Excerpted records —
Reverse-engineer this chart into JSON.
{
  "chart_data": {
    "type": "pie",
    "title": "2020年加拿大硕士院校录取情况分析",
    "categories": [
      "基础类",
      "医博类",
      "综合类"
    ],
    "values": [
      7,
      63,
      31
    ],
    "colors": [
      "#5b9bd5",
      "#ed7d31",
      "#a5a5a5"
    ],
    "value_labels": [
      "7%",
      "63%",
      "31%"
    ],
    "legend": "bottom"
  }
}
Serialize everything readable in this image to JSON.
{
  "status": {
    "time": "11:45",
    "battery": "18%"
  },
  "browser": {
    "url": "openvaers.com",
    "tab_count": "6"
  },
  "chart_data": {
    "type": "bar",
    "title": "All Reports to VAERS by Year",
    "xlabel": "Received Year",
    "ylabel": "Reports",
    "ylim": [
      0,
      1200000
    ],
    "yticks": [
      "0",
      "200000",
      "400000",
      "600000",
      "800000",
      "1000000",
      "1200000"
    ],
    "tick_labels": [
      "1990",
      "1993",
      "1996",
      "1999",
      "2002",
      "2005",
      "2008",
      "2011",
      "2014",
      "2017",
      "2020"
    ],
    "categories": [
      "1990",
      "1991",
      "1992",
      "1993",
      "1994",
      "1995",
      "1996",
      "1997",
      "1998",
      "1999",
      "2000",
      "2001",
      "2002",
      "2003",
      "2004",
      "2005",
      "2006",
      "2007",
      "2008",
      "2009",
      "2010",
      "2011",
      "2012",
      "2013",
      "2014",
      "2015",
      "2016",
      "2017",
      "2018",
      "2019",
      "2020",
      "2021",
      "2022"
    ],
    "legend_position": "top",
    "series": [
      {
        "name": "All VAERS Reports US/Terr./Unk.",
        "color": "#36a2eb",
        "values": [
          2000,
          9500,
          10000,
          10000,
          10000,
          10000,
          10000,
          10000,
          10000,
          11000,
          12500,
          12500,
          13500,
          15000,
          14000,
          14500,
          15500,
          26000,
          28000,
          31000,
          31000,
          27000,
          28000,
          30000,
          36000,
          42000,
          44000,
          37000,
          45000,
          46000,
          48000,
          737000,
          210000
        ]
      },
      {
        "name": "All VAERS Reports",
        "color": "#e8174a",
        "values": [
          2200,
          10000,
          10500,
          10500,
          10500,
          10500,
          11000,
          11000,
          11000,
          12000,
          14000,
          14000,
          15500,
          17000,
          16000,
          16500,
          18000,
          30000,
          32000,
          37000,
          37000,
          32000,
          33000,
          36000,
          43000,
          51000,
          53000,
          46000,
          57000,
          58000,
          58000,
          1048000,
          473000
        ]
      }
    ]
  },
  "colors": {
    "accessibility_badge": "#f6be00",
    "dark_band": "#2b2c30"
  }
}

Task prompt —
Type the whole listing again, unaltered.

Correct answer —
Reverse-engineer this chart into JSON.
{
  "chart_data": {
    "type": "pie",
    "title": "2020年加拿大硕士院校录取情况分析",
    "categories": [
      "基础类",
      "医博类",
      "综合类"
    ],
    "values": [
      7,
      63,
      31
    ],
    "colors": [
      "#5b9bd5",
      "#ed7d31",
      "#a5a5a5"
    ],
    "value_labels": [
      "7%",
      "63%",
      "31%"
    ],
    "legend": "bottom"
  }
}
Serialize everything readable in this image to JSON.
{
  "status": {
    "time": "11:45",
    "battery": "18%"
  },
  "browser": {
    "url": "openvaers.com",
    "tab_count": "6"
  },
  "chart_data": {
    "type": "bar",
    "title": "All Reports to VAERS by Year",
    "xlabel": "Received Year",
    "ylabel": "Reports",
    "ylim": [
      0,
      1200000
    ],
    "yticks": [
      "0",
      "200000",
      "400000",
      "600000",
      "800000",
      "1000000",
      "1200000"
    ],
    "tick_labels": [
      "1990",
      "1993",
      "1996",
      "1999",
      "2002",
      "2005",
      "2008",
      "2011",
      "2014",
      "2017",
      "2020"
    ],
    "categories": [
      "1990",
      "1991",
      "1992",
      "1993",
      "1994",
      "1995",
      "1996",
      "1997",
      "1998",
      "1999",
      "2000",
      "2001",
      "2002",
      "2003",
      "2004",
      "2005",
      "2006",
      "2007",
      "2008",
      "2009",
      "2010",
      "2011",
      "2012",
      "2013",
      "2014",
      "2015",
      "2016",
      "2017",
      "2018",
      "2019",
      "2020",
      "2021",
      "2022"
    ],
    "legend_position": "top",
    "series": [
      {
        "name": "All VAERS Reports US/Terr./Unk.",
        "color": "#36a2eb",
        "values": [
          2000,
          9500,
          10000,
          10000,
          10000,
          10000,
          10000,
          10000,
          10000,
          11000,
          12500,
          12500,
          13500,
          15000,
          14000,
          14500,
          15500,
          26000,
          28000,
          31000,
          31000,
          27000,
          28000,
          30000,
          36000,
          42000,
          44000,
          37000,
          45000,
          46000,
          48000,
          737000,
          210000
        ]
      },
      {
        "name": "All VAERS Reports",
        "color": "#e8174a",
        "values": [
          2200,
          10000,
          10500,
          10500,
          10500,
          10500,
          11000,
          11000,
          11000,
          12000,
          14000,
          14000,
          15500,
          17000,
          16000,
          16500,
          18000,
          30000,
          32000,
          37000,
          37000,
          32000,
          33000,
          36000,
          43000,
          51000,
          53000,
          46000,
          57000,
          58000,
          58000,
          1048000,
          473000
        ]
      }
    ]
  },
  "colors": {
    "accessibility_badge": "#f6be00",
    "dark_band": "#2b2c30"
  }
}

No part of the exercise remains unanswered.